• _What you need to do_: Take every line that has the string "connection" and copy it out.

----

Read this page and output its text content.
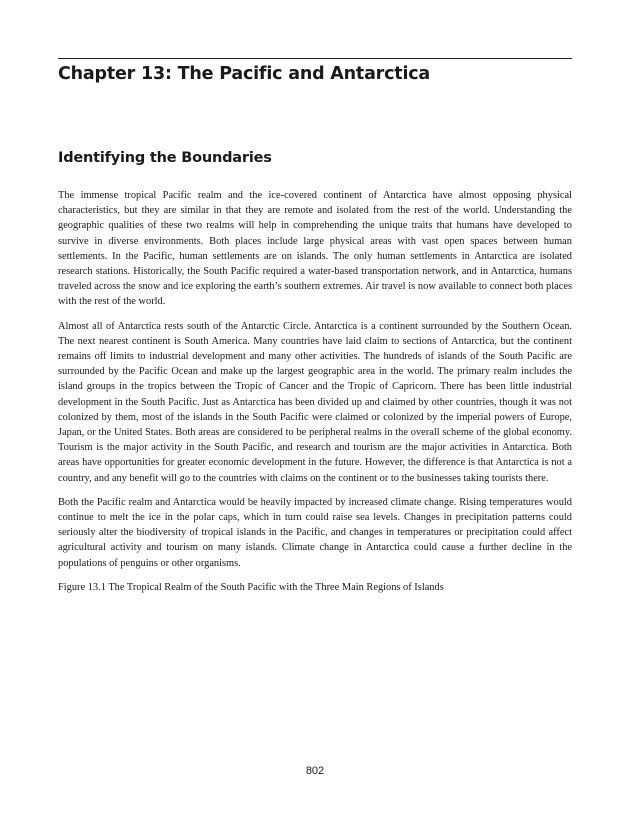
Chapter 13: The Pacific and Antarctica
Identifying the Boundaries

The immense tropical Pacific realm and the ice-covered continent of Antarctica have almost opposing physical characteristics, but they are similar in that they are remote and isolated from the rest of the world. Understanding the geographic qualities of these two realms will help in comprehending the unique traits that humans have developed to survive in diverse environments. Both places include large physical areas with vast open spaces between human settlements. In the Pacific, human settlements are on islands. The only human settlements in Antarctica are isolated research stations. Historically, the South Pacific required a water-based transportation network, and in Antarctica, humans traveled across the snow and ice exploring the earth’s southern extremes. Air travel is now available to connect both places with the rest of the world.

Almost all of Antarctica rests south of the Antarctic Circle. Antarctica is a continent surrounded by the Southern Ocean. The next nearest continent is South America. Many countries have laid claim to sections of Antarctica, but the continent remains off limits to industrial development and many other activities. The hundreds of islands of the South Pacific are surrounded by the Pacific Ocean and make up the largest geographic area in the world. The primary realm includes the island groups in the tropics between the Tropic of Cancer and the Tropic of Capricorn. There has been little industrial development in the South Pacific. Just as Antarctica has been divided up and claimed by other countries, though it was not colonized by them, most of the islands in the South Pacific were claimed or colonized by the imperial powers of Europe, Japan, or the United States. Both areas are considered to be peripheral realms in the overall scheme of the global economy. Tourism is the major activity in the South Pacific, and research and tourism are the major activities in Antarctica. Both areas have opportunities for greater economic development in the future. However, the difference is that Antarctica is not a country, and any benefit will go to the countries with claims on the continent or to the businesses taking tourists there.

Both the Pacific realm and Antarctica would be heavily impacted by increased climate change. Rising temperatures would continue to melt the ice in the polar caps, which in turn could raise sea levels. Changes in precipitation patterns could seriously alter the biodiversity of tropical islands in the Pacific, and changes in temperatures or precipitation could affect agricultural activity and tourism on many islands. Climate change in Antarctica could cause a further decline in the populations of penguins or other organisms.

Figure 13.1 The Tropical Realm of the South Pacific with the Three Main Regions of Islands

802
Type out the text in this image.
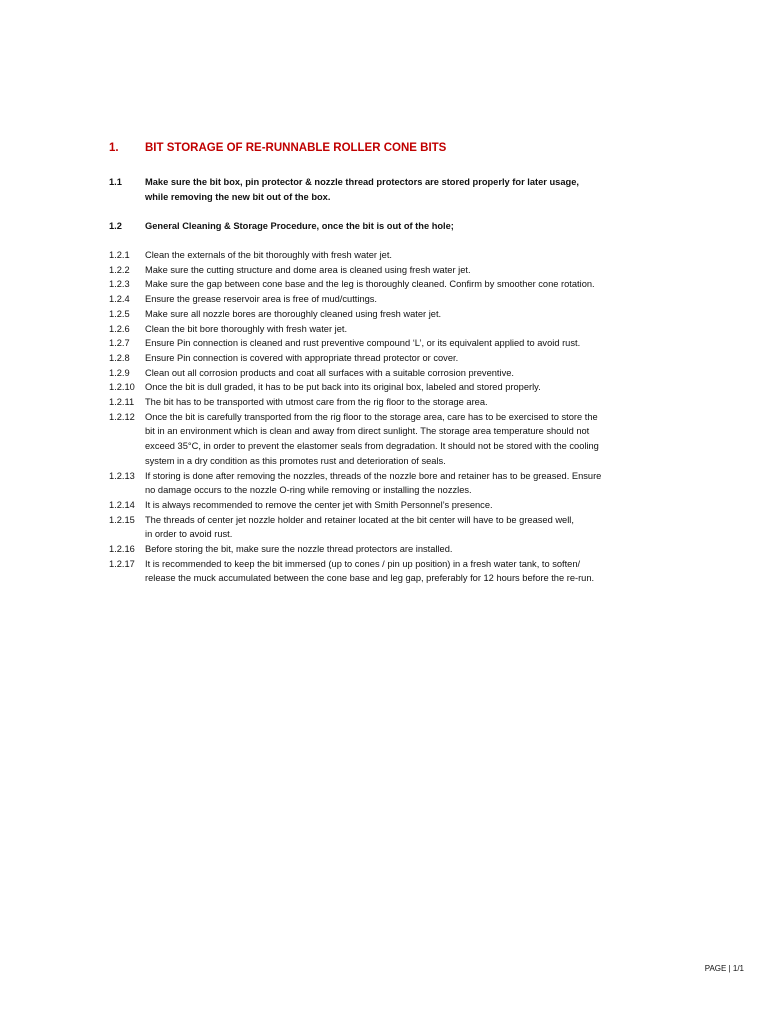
1. BIT STORAGE OF RE-RUNNABLE ROLLER CONE BITS
1.1 Make sure the bit box, pin protector & nozzle thread protectors are stored properly for later usage,
while removing the new bit out of the box.
1.2 General Cleaning & Storage Procedure, once the bit is out of the hole;
1.2.1 Clean the externals of the bit thoroughly with fresh water jet.
1.2.2 Make sure the cutting structure and dome area is cleaned using fresh water jet.
1.2.3 Make sure the gap between cone base and the leg is thoroughly cleaned. Confirm by smoother cone rotation.
1.2.4 Ensure the grease reservoir area is free of mud/cuttings.
1.2.5 Make sure all nozzle bores are thoroughly cleaned using fresh water jet.
1.2.6 Clean the bit bore thoroughly with fresh water jet.
1.2.7 Ensure Pin connection is cleaned and rust preventive compound ‘L’, or its equivalent applied to avoid rust.
1.2.8 Ensure Pin connection is covered with appropriate thread protector or cover.
1.2.9 Clean out all corrosion products and coat all surfaces with a suitable corrosion preventive.
1.2.10 Once the bit is dull graded, it has to be put back into its original box, labeled and stored properly.
1.2.11 The bit has to be transported with utmost care from the rig floor to the storage area.
1.2.12 Once the bit is carefully transported from the rig floor to the storage area, care has to be exercised to store the
bit in an environment which is clean and away from direct sunlight. The storage area temperature should not
exceed 35°C, in order to prevent the elastomer seals from degradation. It should not be stored with the cooling
system in a dry condition as this promotes rust and deterioration of seals.
1.2.13 If storing is done after removing the nozzles, threads of the nozzle bore and retainer has to be greased. Ensure
no damage occurs to the nozzle O-ring while removing or installing the nozzles.
1.2.14 It is always recommended to remove the center jet with Smith Personnel’s presence.
1.2.15 The threads of center jet nozzle holder and retainer located at the bit center will have to be greased well,
in order to avoid rust.
1.2.16 Before storing the bit, make sure the nozzle thread protectors are installed.
1.2.17 It is recommended to keep the bit immersed (up to cones / pin up position) in a fresh water tank, to soften/
release the muck accumulated between the cone base and leg gap, preferably for 12 hours before the re-run.
PAGE | 1/1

----

• _The response_:
1.2.7 Ensure Pin connection is cleaned and rust preventive compound ‘L’, or its equivalent applied to avoid rust.
1.2.8 Ensure Pin connection is covered with appropriate thread protector or cover.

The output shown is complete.